Given problem: Select all lines with the string "MINDA" in them, and copy those lines.

Rows:

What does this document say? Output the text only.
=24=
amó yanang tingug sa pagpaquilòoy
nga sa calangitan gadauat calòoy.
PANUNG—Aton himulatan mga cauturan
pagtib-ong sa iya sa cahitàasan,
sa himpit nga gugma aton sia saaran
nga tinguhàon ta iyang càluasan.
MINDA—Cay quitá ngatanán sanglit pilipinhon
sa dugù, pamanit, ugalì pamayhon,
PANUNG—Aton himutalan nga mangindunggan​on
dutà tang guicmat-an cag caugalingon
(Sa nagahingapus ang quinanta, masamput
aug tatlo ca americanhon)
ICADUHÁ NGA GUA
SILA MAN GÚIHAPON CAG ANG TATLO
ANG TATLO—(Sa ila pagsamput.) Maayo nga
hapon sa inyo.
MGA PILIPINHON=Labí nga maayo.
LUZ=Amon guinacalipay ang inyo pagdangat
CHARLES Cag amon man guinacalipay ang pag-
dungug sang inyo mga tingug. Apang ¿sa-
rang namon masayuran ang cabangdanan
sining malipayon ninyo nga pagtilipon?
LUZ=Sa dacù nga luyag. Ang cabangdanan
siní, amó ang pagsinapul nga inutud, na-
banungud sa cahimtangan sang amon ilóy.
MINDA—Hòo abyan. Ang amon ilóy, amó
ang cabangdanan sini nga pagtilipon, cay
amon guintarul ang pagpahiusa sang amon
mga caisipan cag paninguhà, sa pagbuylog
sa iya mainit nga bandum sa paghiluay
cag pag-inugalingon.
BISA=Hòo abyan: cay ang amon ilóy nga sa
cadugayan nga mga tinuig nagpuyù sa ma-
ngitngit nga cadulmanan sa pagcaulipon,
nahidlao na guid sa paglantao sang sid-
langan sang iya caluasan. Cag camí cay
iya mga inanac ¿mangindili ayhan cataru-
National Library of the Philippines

Response to this task:
MINDA—Cay quitá ngatanán sanglit pilipinhon
MINDA—Hòo abyan. Ang amon ilóy, amó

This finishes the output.